### Task prompt
Return each line containing "учетных".
________________________
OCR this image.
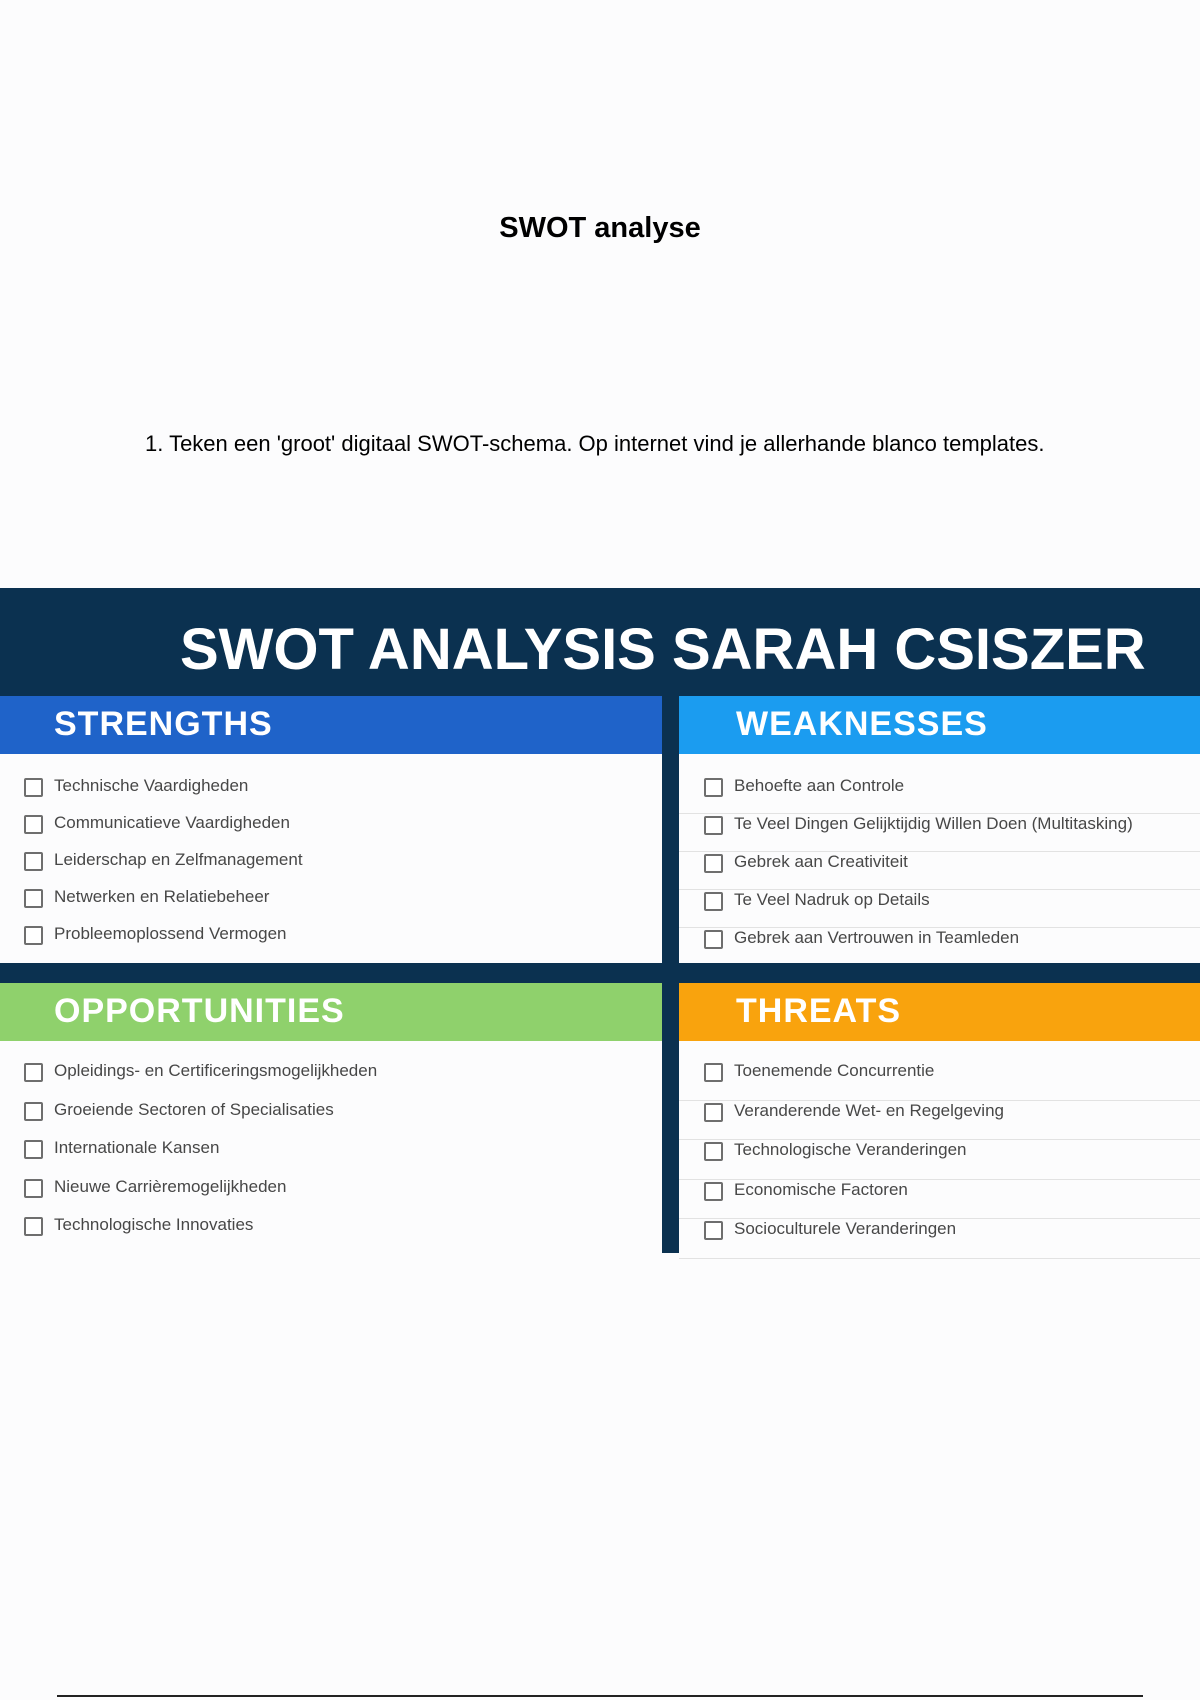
SWOT analyse
1. Teken een 'groot' digitaal SWOT-schema. Op internet vind je allerhande blanco templates.
SWOT ANALYSIS SARAH CSISZER
STRENGTHS
Technische Vaardigheden
Communicatieve Vaardigheden
Leiderschap en Zelfmanagement
Netwerken en Relatiebeheer
Probleemoplossend Vermogen
WEAKNESSES
Behoefte aan Controle
Te Veel Dingen Gelijktijdig Willen Doen (Multitasking)
Gebrek aan Creativiteit
Te Veel Nadruk op Details
Gebrek aan Vertrouwen in Teamleden
OPPORTUNITIES
Opleidings- en Certificeringsmogelijkheden
Groeiende Sectoren of Specialisaties
Internationale Kansen
Nieuwe Carrièremogelijkheden
Technologische Innovaties
THREATS
Toenemende Concurrentie
Veranderende Wet- en Regelgeving
Technologische Veranderingen
Economische Factoren
Socioculturele Veranderingen
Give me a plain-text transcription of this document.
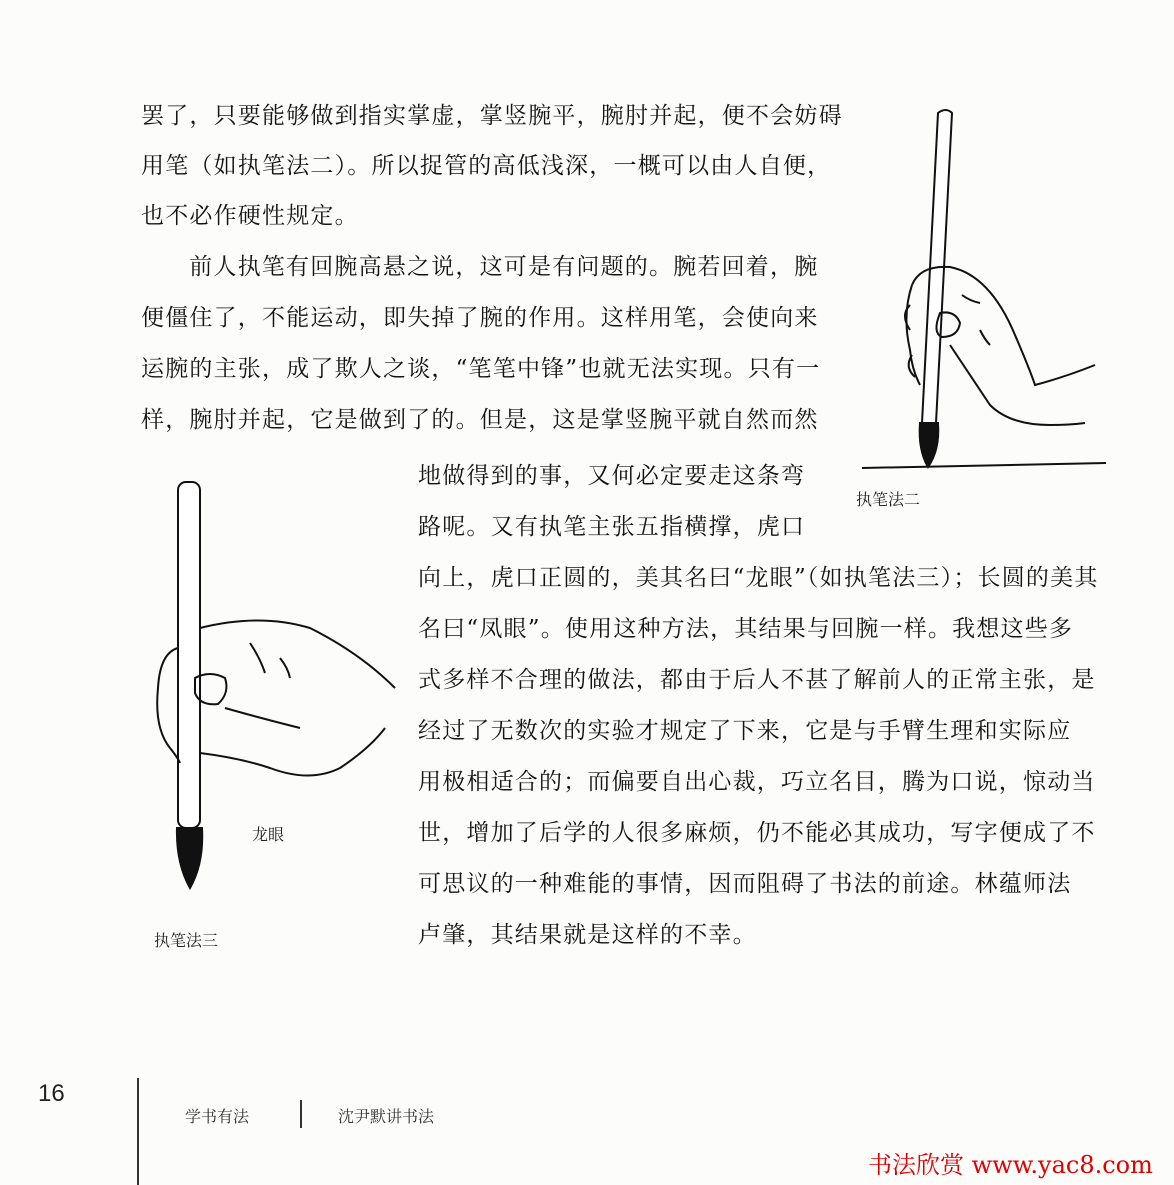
罢了，只要能够做到指实掌虚，掌竖腕平，腕肘并起，便不会妨碍
用笔（如执笔法二）。所以捉管的高低浅深，一概可以由人自便，
也不必作硬性规定。
　前人执笔有回腕高悬之说，这可是有问题的。腕若回着，腕
便僵住了，不能运动，即失掉了腕的作用。这样用笔，会使向来
运腕的主张，成了欺人之谈，“笔笔中锋”也就无法实现。只有一
样，腕肘并起，它是做到了的。但是，这是掌竖腕平就自然而然
地做得到的事，又何必定要走这条弯
路呢。又有执笔主张五指横撑，虎口
向上，虎口正圆的，美其名曰“龙眼”（如执笔法三）；长圆的美其
名曰“凤眼”。使用这种方法，其结果与回腕一样。我想这些多
式多样不合理的做法，都由于后人不甚了解前人的正常主张，是
经过了无数次的实验才规定了下来，它是与手臂生理和实际应
用极相适合的；而偏要自出心裁，巧立名目，腾为口说，惊动当
世，增加了后学的人很多麻烦，仍不能必其成功，写字便成了不
可思议的一种难能的事情，因而阻碍了书法的前途。林蕴师法
卢肇，其结果就是这样的不幸。
执笔法二
龙眼
执笔法三
16
学书有法	沈尹默讲书法
书法欣赏 www.yac8.com
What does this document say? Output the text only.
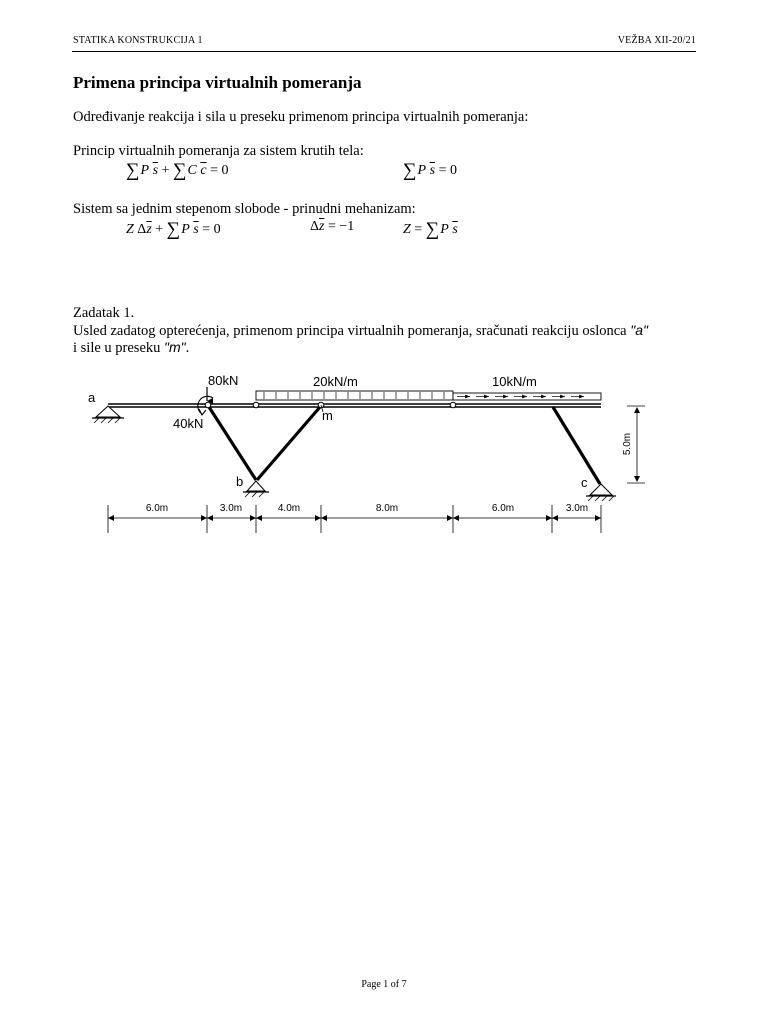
STATIKA KONSTRUKCIJA 1	VEŽBA XII-20/21
Primena principa virtualnih pomeranja
Određivanje reakcija i sila u preseku primenom principa virtualnih pomeranja:
Princip virtualnih pomeranja za sistem krutih tela:
∑P $\overline{s} + \sum C$ $\overline{c} = 0$	∑P $\overline{s} = 0$
Sistem sa jednim stepenom slobode - prinudni mehanizam:
Z $\Delta\overline{z} + \sum P$ $\overline{s} = 0$	$\Delta\overline{z} = -1$	Z = ∑P $\overline{s}$
Zadatak 1.
Usled zadatog opterećenja, primenom principa virtualnih pomeranja, sračunati reakciju oslonca "a"
i sile u preseku "m".
a
b	c
m
80kN
40kN
20kN/m	10kN/m
5.0m
6.0m	3.0m	4.0m	8.0m	6.0m	3.0m
Page 1 of 7
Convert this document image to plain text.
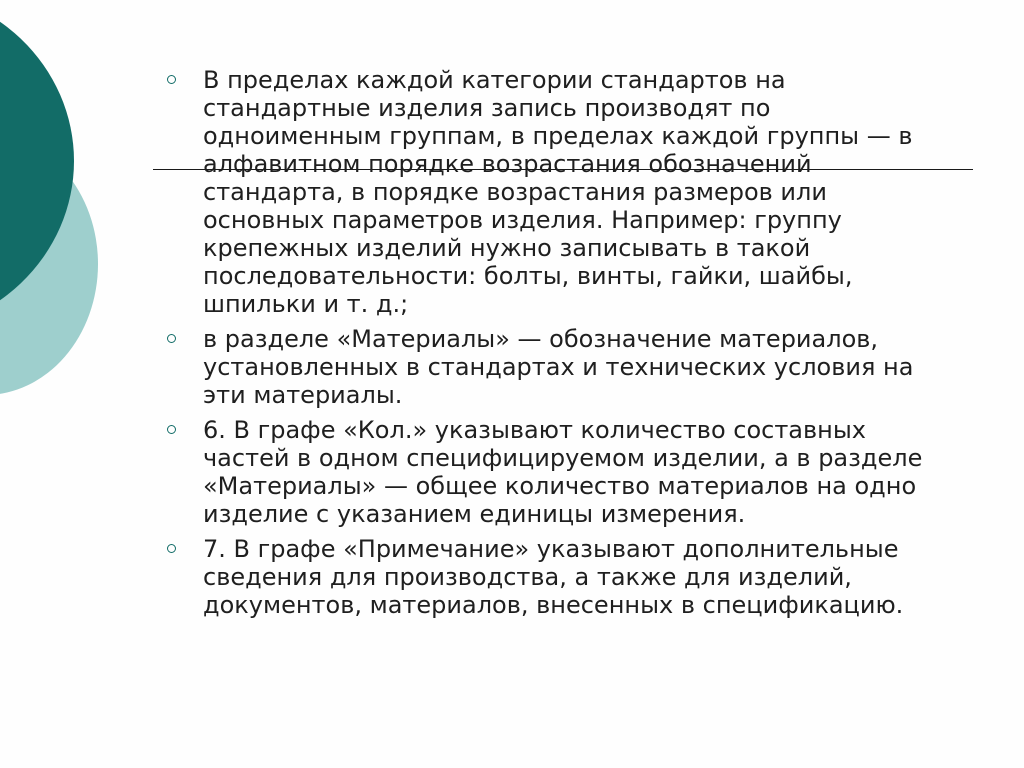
В пределах каждой категории стандартов на стандартные изделия запись производят по одноименным группам, в пределах каждой группы — в алфавитном порядке возрастания обозначений стандарта, в порядке возрастания размеров или основных параметров изделия. Например: группу крепежных изделий нужно записывать в такой последовательности: болты, винты, гайки, шайбы, шпильки и т. д.;
в разделе «Материалы» — обозначение материалов, установленных в стандартах и технических условия на эти материалы.
6. В графе «Кол.» указывают количество составных частей в одном специфицируемом изделии, а в разделе «Материалы» — общее количество материалов на одно изделие с указанием единицы измерения.
7. В графе «Примечание» указывают дополнительные сведения для производства, а также для изделий, документов, материалов, внесенных в спецификацию.
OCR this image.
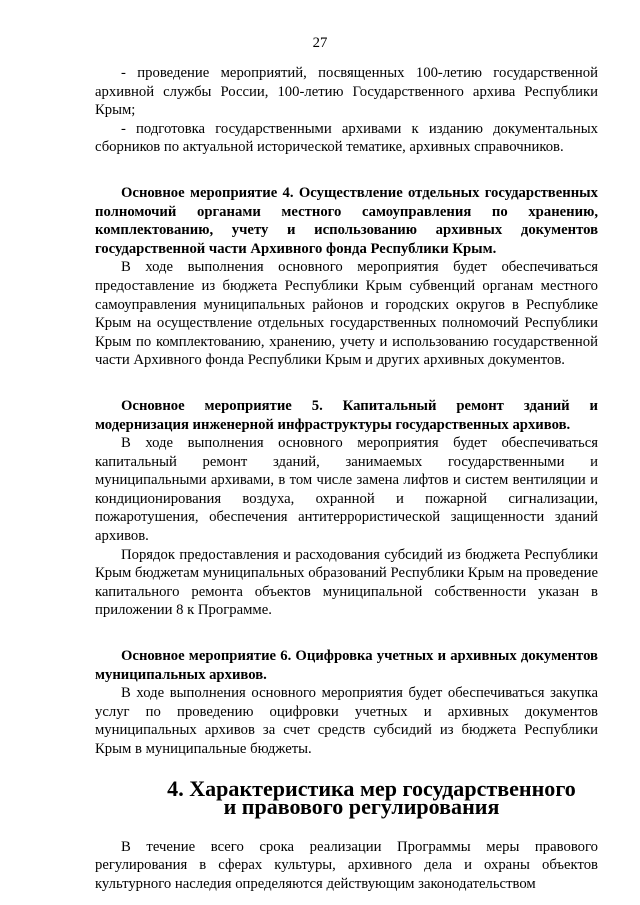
27

- проведение мероприятий, посвященных 100-летию государственной архивной службы России, 100-летию Государственного архива Республики Крым;

- подготовка государственными архивами к изданию документальных сборников по актуальной исторической тематике, архивных справочников.

Основное мероприятие 4. Осуществление отдельных государственных полномочий органами местного самоуправления по хранению, комплектованию, учету и использованию архивных документов государственной части Архивного фонда Республики Крым.

В ходе выполнения основного мероприятия будет обеспечиваться предоставление из бюджета Республики Крым субвенций органам местного самоуправления муниципальных районов и городских округов в Республике Крым на осуществление отдельных государственных полномочий Республики Крым по комплектованию, хранению, учету и использованию государственной части Архивного фонда Республики Крым и других архивных документов.

Основное мероприятие 5. Капитальный ремонт зданий и модернизация инженерной инфраструктуры государственных архивов.

В ходе выполнения основного мероприятия будет обеспечиваться капитальный ремонт зданий, занимаемых государственными и муниципальными архивами, в том числе замена лифтов и систем вентиляции и кондиционирования воздуха, охранной и пожарной сигнализации, пожаротушения, обеспечения антитеррористической защищенности зданий архивов.

Порядок предоставления и расходования субсидий из бюджета Республики Крым бюджетам муниципальных образований Республики Крым на проведение капитального ремонта объектов муниципальной собственности указан в приложении 8 к Программе.

Основное мероприятие 6. Оцифровка учетных и архивных документов муниципальных архивов.

В ходе выполнения основного мероприятия будет обеспечиваться закупка услуг по проведению оцифровки учетных и архивных документов муниципальных архивов за счет средств субсидий из бюджета Республики Крым в муниципальные бюджеты.

4. Характеристика мер государственного
и правового регулирования

В течение всего срока реализации Программы меры правового регулирования в сферах культуры, архивного дела и охраны объектов культурного наследия определяются действующим законодательством
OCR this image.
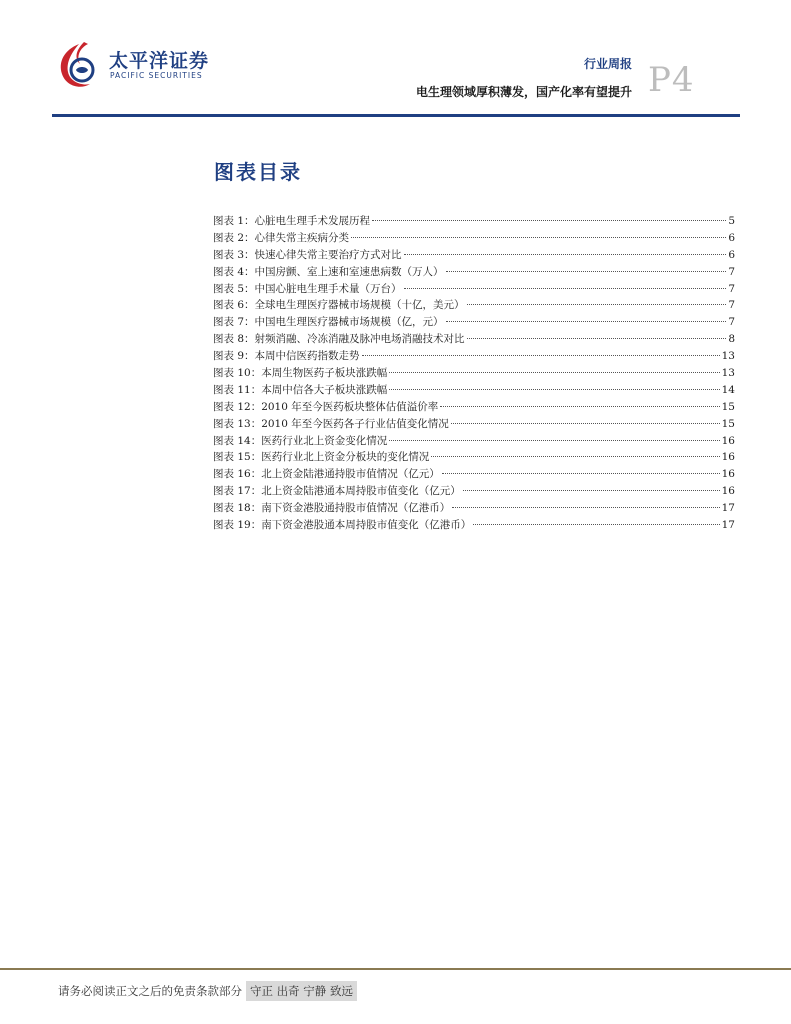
太平洋证券
PACIFIC SECURITIES
行业周报
电生理领域厚积薄发，国产化率有望提升 P4
图表目录
图表 1：心脏电生理手术发展历程	5
图表 2：心律失常主疾病分类	6
图表 3：快速心律失常主要治疗方式对比	6
图表 4：中国房颤、室上速和室速患病数（万人）	7
图表 5：中国心脏电生理手术量（万台）	7
图表 6：全球电生理医疗器械市场规模（十亿，美元）	7
图表 7：中国电生理医疗器械市场规模（亿，元）	7
图表 8：射频消融、冷冻消融及脉冲电场消融技术对比	8
图表 9：本周中信医药指数走势	13
图表 10：本周生物医药子板块涨跌幅	13
图表 11：本周中信各大子板块涨跌幅	14
图表 12：2010 年至今医药板块整体估值溢价率	15
图表 13：2010 年至今医药各子行业估值变化情况	15
图表 14：医药行业北上资金变化情况	16
图表 15：医药行业北上资金分板块的变化情况	16
图表 16：北上资金陆港通持股市值情况（亿元）	16
图表 17：北上资金陆港通本周持股市值变化（亿元）	16
图表 18：南下资金港股通持股市值情况（亿港币）	17
图表 19：南下资金港股通本周持股市值变化（亿港币）	17
请务必阅读正文之后的免责条款部分 守正 出奇 宁静 致远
________________________
### Task response
Основное мероприятие 6. Оцифровка учетных и архивных документов муниципальных архивов.
В ходе выполнения основного мероприятия будет обеспечиваться закупка услуг по проведению оцифровки учетных и архивных документов муниципальных архивов за счет средств субсидий из бюджета Республики Крым в муниципальные бюджеты.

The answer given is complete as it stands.